*Written task*. Write out the listing below from the line containing "What does this" to its last line, unaltered, ends included.
* * * * * * * * *
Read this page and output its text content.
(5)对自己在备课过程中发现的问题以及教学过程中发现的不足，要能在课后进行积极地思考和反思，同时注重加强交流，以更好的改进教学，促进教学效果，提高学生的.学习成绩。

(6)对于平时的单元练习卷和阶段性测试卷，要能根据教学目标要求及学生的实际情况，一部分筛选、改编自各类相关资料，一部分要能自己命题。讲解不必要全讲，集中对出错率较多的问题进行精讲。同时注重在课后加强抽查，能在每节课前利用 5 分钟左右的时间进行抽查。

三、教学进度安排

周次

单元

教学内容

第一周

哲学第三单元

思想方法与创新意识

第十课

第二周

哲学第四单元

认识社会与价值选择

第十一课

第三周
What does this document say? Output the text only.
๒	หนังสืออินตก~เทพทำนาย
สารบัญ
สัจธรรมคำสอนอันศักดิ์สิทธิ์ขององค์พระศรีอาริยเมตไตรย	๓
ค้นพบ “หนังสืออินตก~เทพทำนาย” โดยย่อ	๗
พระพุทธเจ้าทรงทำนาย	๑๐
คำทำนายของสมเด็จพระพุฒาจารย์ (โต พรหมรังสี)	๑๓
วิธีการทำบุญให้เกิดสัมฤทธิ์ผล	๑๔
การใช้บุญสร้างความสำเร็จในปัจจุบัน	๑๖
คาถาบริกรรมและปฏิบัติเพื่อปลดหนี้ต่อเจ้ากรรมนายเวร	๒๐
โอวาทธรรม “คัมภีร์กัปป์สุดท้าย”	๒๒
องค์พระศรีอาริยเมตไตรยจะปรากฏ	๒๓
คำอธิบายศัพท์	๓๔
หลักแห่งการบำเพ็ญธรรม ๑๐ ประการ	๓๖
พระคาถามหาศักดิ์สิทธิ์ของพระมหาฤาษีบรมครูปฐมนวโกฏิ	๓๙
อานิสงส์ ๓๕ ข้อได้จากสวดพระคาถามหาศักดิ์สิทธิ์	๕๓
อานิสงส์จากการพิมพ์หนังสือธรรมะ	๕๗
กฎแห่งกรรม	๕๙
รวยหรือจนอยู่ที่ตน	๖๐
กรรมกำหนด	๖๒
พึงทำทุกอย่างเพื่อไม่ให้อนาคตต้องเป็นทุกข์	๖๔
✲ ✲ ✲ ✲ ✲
* * * * * * * * *
*Solution to the exercise*.
What does this document say? Output the text only.
๒	หนังสืออินตก~เทพทำนาย
สารบัญ
สัจธรรมคำสอนอันศักดิ์สิทธิ์ขององค์พระศรีอาริยเมตไตรย	๓
ค้นพบ “หนังสืออินตก~เทพทำนาย” โดยย่อ	๗
พระพุทธเจ้าทรงทำนาย	๑๐
คำทำนายของสมเด็จพระพุฒาจารย์ (โต พรหมรังสี)	๑๓
วิธีการทำบุญให้เกิดสัมฤทธิ์ผล	๑๔
การใช้บุญสร้างความสำเร็จในปัจจุบัน	๑๖
คาถาบริกรรมและปฏิบัติเพื่อปลดหนี้ต่อเจ้ากรรมนายเวร	๒๐
โอวาทธรรม “คัมภีร์กัปป์สุดท้าย”	๒๒
องค์พระศรีอาริยเมตไตรยจะปรากฏ	๒๓
คำอธิบายศัพท์	๓๔
หลักแห่งการบำเพ็ญธรรม ๑๐ ประการ	๓๖
พระคาถามหาศักดิ์สิทธิ์ของพระมหาฤาษีบรมครูปฐมนวโกฏิ	๓๙
อานิสงส์ ๓๕ ข้อได้จากสวดพระคาถามหาศักดิ์สิทธิ์	๕๓
อานิสงส์จากการพิมพ์หนังสือธรรมะ	๕๗
กฎแห่งกรรม	๕๙
รวยหรือจนอยู่ที่ตน	๖๐
กรรมกำหนด	๖๒
พึงทำทุกอย่างเพื่อไม่ให้อนาคตต้องเป็นทุกข์	๖๔
✲ ✲ ✲ ✲ ✲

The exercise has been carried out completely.